_EXTRACTED RECORDS_.
-=-=-=-=-

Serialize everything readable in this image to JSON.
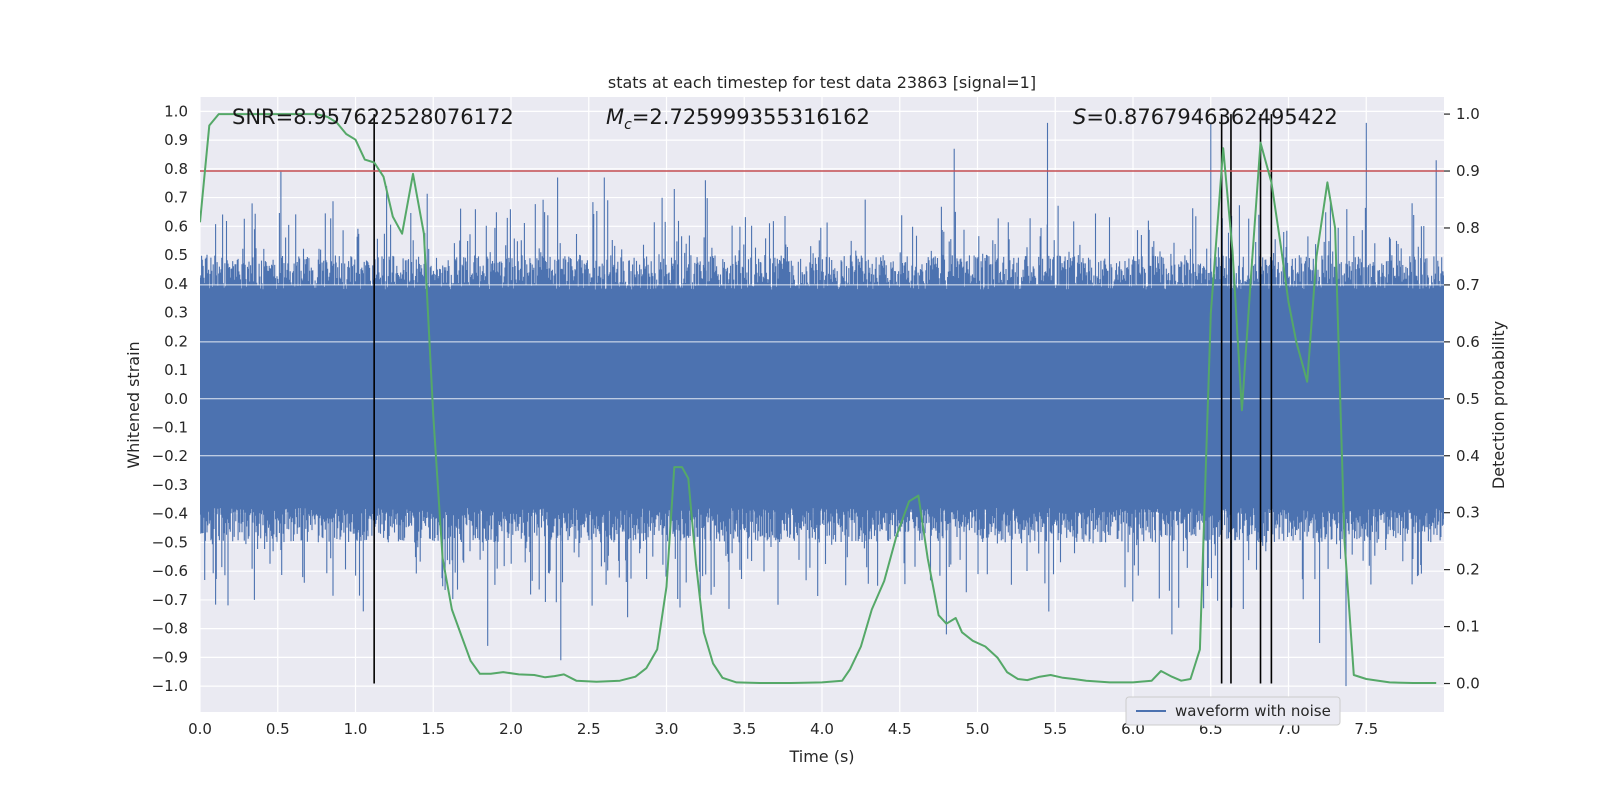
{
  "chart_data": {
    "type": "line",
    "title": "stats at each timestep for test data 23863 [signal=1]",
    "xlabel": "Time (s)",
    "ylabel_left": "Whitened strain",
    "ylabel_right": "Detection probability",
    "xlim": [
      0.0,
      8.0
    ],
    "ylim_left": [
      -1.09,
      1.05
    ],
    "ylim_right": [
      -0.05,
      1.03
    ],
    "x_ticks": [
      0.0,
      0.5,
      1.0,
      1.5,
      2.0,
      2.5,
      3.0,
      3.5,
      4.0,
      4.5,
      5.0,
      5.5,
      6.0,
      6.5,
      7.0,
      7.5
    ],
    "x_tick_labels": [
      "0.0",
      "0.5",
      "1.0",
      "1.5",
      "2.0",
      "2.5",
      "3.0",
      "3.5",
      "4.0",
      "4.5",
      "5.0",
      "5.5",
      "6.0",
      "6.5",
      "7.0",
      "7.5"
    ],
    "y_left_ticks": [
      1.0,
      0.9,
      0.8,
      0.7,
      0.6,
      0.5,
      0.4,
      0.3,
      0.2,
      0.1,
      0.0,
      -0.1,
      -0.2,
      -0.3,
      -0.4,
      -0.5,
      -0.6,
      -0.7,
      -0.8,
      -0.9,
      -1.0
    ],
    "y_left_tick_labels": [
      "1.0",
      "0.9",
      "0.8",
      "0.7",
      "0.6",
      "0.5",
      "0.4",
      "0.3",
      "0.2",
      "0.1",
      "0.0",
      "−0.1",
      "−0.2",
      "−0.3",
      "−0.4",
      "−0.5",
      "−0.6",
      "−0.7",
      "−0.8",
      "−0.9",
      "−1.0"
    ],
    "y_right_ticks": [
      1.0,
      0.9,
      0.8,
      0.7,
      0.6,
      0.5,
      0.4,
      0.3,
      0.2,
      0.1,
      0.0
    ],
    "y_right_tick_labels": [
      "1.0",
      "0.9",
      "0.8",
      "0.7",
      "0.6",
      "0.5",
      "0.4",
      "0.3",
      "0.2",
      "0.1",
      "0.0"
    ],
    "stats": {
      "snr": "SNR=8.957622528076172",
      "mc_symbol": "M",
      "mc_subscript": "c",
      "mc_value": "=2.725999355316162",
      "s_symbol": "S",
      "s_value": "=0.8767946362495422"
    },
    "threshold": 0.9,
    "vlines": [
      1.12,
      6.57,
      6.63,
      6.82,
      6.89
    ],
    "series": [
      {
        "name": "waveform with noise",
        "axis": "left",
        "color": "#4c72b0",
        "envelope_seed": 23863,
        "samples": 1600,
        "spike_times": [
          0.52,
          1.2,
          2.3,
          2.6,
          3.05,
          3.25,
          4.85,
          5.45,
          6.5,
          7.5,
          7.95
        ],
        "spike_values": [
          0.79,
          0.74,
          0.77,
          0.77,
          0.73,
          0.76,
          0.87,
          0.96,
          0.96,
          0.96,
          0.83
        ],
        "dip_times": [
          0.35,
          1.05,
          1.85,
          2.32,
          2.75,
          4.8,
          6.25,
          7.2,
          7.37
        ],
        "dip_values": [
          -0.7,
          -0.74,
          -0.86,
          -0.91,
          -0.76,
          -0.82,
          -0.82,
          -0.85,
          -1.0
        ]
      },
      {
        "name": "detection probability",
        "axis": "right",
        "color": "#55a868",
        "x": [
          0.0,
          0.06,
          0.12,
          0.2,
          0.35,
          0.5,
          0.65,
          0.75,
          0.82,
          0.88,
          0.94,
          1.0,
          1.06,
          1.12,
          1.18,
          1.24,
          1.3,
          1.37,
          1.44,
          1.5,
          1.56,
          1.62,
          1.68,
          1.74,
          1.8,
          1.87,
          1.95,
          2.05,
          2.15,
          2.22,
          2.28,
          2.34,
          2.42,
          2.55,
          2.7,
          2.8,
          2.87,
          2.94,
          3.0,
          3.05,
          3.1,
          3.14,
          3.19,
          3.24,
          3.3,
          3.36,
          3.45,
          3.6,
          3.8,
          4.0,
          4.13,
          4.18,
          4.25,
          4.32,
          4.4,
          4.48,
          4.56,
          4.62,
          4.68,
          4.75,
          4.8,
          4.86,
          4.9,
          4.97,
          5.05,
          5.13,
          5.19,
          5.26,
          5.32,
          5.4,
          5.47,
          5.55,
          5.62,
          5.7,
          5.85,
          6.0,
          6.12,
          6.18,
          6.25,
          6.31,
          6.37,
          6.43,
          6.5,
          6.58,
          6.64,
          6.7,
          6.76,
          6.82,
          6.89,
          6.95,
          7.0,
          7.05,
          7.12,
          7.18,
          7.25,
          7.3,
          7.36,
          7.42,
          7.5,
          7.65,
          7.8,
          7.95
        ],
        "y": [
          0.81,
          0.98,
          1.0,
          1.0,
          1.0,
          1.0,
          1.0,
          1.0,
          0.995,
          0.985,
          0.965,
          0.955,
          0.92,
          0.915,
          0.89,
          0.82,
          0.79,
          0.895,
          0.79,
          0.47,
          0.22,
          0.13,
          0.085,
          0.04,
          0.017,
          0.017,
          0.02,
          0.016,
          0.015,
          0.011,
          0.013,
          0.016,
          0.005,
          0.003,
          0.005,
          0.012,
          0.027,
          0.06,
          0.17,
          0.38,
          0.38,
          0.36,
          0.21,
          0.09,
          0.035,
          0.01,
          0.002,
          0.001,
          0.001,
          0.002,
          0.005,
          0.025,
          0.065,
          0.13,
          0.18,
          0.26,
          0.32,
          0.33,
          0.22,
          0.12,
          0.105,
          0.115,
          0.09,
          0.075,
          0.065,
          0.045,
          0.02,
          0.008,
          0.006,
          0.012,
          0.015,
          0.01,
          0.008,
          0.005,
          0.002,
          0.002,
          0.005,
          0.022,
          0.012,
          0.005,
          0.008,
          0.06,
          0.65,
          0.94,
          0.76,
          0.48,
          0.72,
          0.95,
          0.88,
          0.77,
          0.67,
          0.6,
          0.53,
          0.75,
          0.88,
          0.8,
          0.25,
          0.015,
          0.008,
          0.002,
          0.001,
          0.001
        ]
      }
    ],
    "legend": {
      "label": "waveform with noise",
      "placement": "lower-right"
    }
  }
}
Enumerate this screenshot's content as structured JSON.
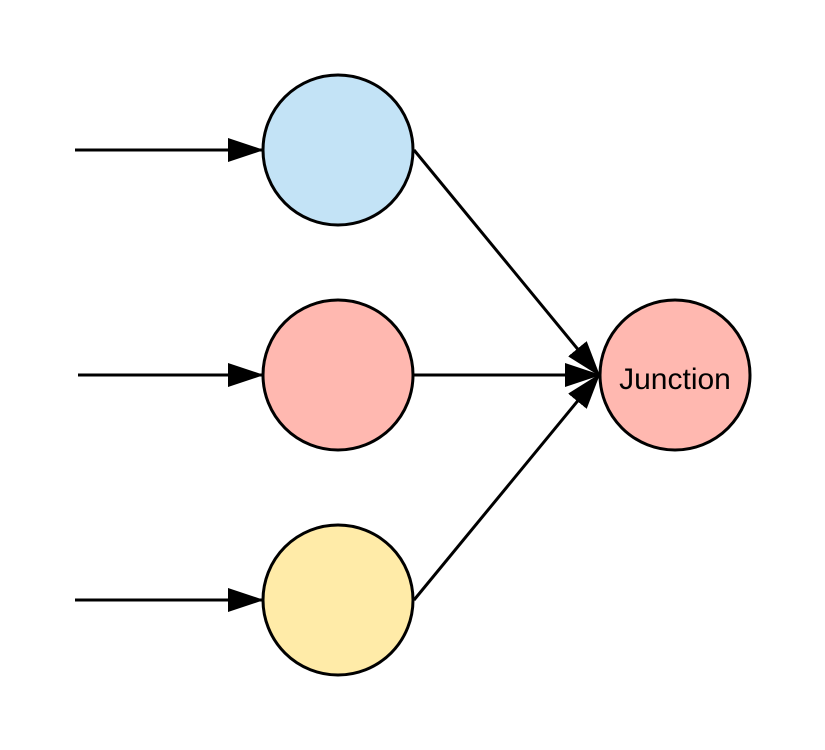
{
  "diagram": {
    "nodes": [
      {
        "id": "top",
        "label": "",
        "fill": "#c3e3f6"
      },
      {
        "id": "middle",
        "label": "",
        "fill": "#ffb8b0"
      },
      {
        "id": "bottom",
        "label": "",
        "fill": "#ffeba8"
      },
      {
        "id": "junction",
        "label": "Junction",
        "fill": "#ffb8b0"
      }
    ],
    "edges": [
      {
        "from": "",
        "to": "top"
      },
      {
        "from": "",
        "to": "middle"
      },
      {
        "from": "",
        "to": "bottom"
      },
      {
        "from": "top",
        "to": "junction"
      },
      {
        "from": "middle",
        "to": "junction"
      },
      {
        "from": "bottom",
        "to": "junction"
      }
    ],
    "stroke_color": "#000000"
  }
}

-=-=-=-=-

_PROMPT_.
Images in the records should not be copied. Repeat all the rest exactly.

_RESULT OF THE TASK_.
Serialize everything readable in this image to JSON.
{
  "chart_data": {
    "type": "line",
    "title": "stats at each timestep for test data 23863 [signal=1]",
    "xlabel": "Time (s)",
    "ylabel_left": "Whitened strain",
    "ylabel_right": "Detection probability",
    "xlim": [
      0.0,
      8.0
    ],
    "ylim_left": [
      -1.09,
      1.05
    ],
    "ylim_right": [
      -0.05,
      1.03
    ],
    "x_ticks": [
      0.0,
      0.5,
      1.0,
      1.5,
      2.0,
      2.5,
      3.0,
      3.5,
      4.0,
      4.5,
      5.0,
      5.5,
      6.0,
      6.5,
      7.0,
      7.5
    ],
    "x_tick_labels": [
      "0.0",
      "0.5",
      "1.0",
      "1.5",
      "2.0",
      "2.5",
      "3.0",
      "3.5",
      "4.0",
      "4.5",
      "5.0",
      "5.5",
      "6.0",
      "6.5",
      "7.0",
      "7.5"
    ],
    "y_left_ticks": [
      1.0,
      0.9,
      0.8,
      0.7,
      0.6,
      0.5,
      0.4,
      0.3,
      0.2,
      0.1,
      0.0,
      -0.1,
      -0.2,
      -0.3,
      -0.4,
      -0.5,
      -0.6,
      -0.7,
      -0.8,
      -0.9,
      -1.0
    ],
    "y_left_tick_labels": [
      "1.0",
      "0.9",
      "0.8",
      "0.7",
      "0.6",
      "0.5",
      "0.4",
      "0.3",
      "0.2",
      "0.1",
      "0.0",
      "−0.1",
      "−0.2",
      "−0.3",
      "−0.4",
      "−0.5",
      "−0.6",
      "−0.7",
      "−0.8",
      "−0.9",
      "−1.0"
    ],
    "y_right_ticks": [
      1.0,
      0.9,
      0.8,
      0.7,
      0.6,
      0.5,
      0.4,
      0.3,
      0.2,
      0.1,
      0.0
    ],
    "y_right_tick_labels": [
      "1.0",
      "0.9",
      "0.8",
      "0.7",
      "0.6",
      "0.5",
      "0.4",
      "0.3",
      "0.2",
      "0.1",
      "0.0"
    ],
    "stats": {
      "snr": "SNR=8.957622528076172",
      "mc_symbol": "M",
      "mc_subscript": "c",
      "mc_value": "=2.725999355316162",
      "s_symbol": "S",
      "s_value": "=0.8767946362495422"
    },
    "threshold": 0.9,
    "vlines": [
      1.12,
      6.57,
      6.63,
      6.82,
      6.89
    ],
    "series": [
      {
        "name": "waveform with noise",
        "axis": "left",
        "color": "#4c72b0",
        "envelope_seed": 23863,
        "samples": 1600,
        "spike_times": [
          0.52,
          1.2,
          2.3,
          2.6,
          3.05,
          3.25,
          4.85,
          5.45,
          6.5,
          7.5,
          7.95
        ],
        "spike_values": [
          0.79,
          0.74,
          0.77,
          0.77,
          0.73,
          0.76,
          0.87,
          0.96,
          0.96,
          0.96,
          0.83
        ],
        "dip_times": [
          0.35,
          1.05,
          1.85,
          2.32,
          2.75,
          4.8,
          6.25,
          7.2,
          7.37
        ],
        "dip_values": [
          -0.7,
          -0.74,
          -0.86,
          -0.91,
          -0.76,
          -0.82,
          -0.82,
          -0.85,
          -1.0
        ]
      },
      {
        "name": "detection probability",
        "axis": "right",
        "color": "#55a868",
        "x": [
          0.0,
          0.06,
          0.12,
          0.2,
          0.35,
          0.5,
          0.65,
          0.75,
          0.82,
          0.88,
          0.94,
          1.0,
          1.06,
          1.12,
          1.18,
          1.24,
          1.3,
          1.37,
          1.44,
          1.5,
          1.56,
          1.62,
          1.68,
          1.74,
          1.8,
          1.87,
          1.95,
          2.05,
          2.15,
          2.22,
          2.28,
          2.34,
          2.42,
          2.55,
          2.7,
          2.8,
          2.87,
          2.94,
          3.0,
          3.05,
          3.1,
          3.14,
          3.19,
          3.24,
          3.3,
          3.36,
          3.45,
          3.6,
          3.8,
          4.0,
          4.13,
          4.18,
          4.25,
          4.32,
          4.4,
          4.48,
          4.56,
          4.62,
          4.68,
          4.75,
          4.8,
          4.86,
          4.9,
          4.97,
          5.05,
          5.13,
          5.19,
          5.26,
          5.32,
          5.4,
          5.47,
          5.55,
          5.62,
          5.7,
          5.85,
          6.0,
          6.12,
          6.18,
          6.25,
          6.31,
          6.37,
          6.43,
          6.5,
          6.58,
          6.64,
          6.7,
          6.76,
          6.82,
          6.89,
          6.95,
          7.0,
          7.05,
          7.12,
          7.18,
          7.25,
          7.3,
          7.36,
          7.42,
          7.5,
          7.65,
          7.8,
          7.95
        ],
        "y": [
          0.81,
          0.98,
          1.0,
          1.0,
          1.0,
          1.0,
          1.0,
          1.0,
          0.995,
          0.985,
          0.965,
          0.955,
          0.92,
          0.915,
          0.89,
          0.82,
          0.79,
          0.895,
          0.79,
          0.47,
          0.22,
          0.13,
          0.085,
          0.04,
          0.017,
          0.017,
          0.02,
          0.016,
          0.015,
          0.011,
          0.013,
          0.016,
          0.005,
          0.003,
          0.005,
          0.012,
          0.027,
          0.06,
          0.17,
          0.38,
          0.38,
          0.36,
          0.21,
          0.09,
          0.035,
          0.01,
          0.002,
          0.001,
          0.001,
          0.002,
          0.005,
          0.025,
          0.065,
          0.13,
          0.18,
          0.26,
          0.32,
          0.33,
          0.22,
          0.12,
          0.105,
          0.115,
          0.09,
          0.075,
          0.065,
          0.045,
          0.02,
          0.008,
          0.006,
          0.012,
          0.015,
          0.01,
          0.008,
          0.005,
          0.002,
          0.002,
          0.005,
          0.022,
          0.012,
          0.005,
          0.008,
          0.06,
          0.65,
          0.94,
          0.76,
          0.48,
          0.72,
          0.95,
          0.88,
          0.77,
          0.67,
          0.6,
          0.53,
          0.75,
          0.88,
          0.8,
          0.25,
          0.015,
          0.008,
          0.002,
          0.001,
          0.001
        ]
      }
    ],
    "legend": {
      "label": "waveform with noise",
      "placement": "lower-right"
    }
  }
}
Enumerate this screenshot's content as structured JSON.
{
  "diagram": {
    "nodes": [
      {
        "id": "top",
        "label": "",
        "fill": "#c3e3f6"
      },
      {
        "id": "middle",
        "label": "",
        "fill": "#ffb8b0"
      },
      {
        "id": "bottom",
        "label": "",
        "fill": "#ffeba8"
      },
      {
        "id": "junction",
        "label": "Junction",
        "fill": "#ffb8b0"
      }
    ],
    "edges": [
      {
        "from": "",
        "to": "top"
      },
      {
        "from": "",
        "to": "middle"
      },
      {
        "from": "",
        "to": "bottom"
      },
      {
        "from": "top",
        "to": "junction"
      },
      {
        "from": "middle",
        "to": "junction"
      },
      {
        "from": "bottom",
        "to": "junction"
      }
    ],
    "stroke_color": "#000000"
  }
}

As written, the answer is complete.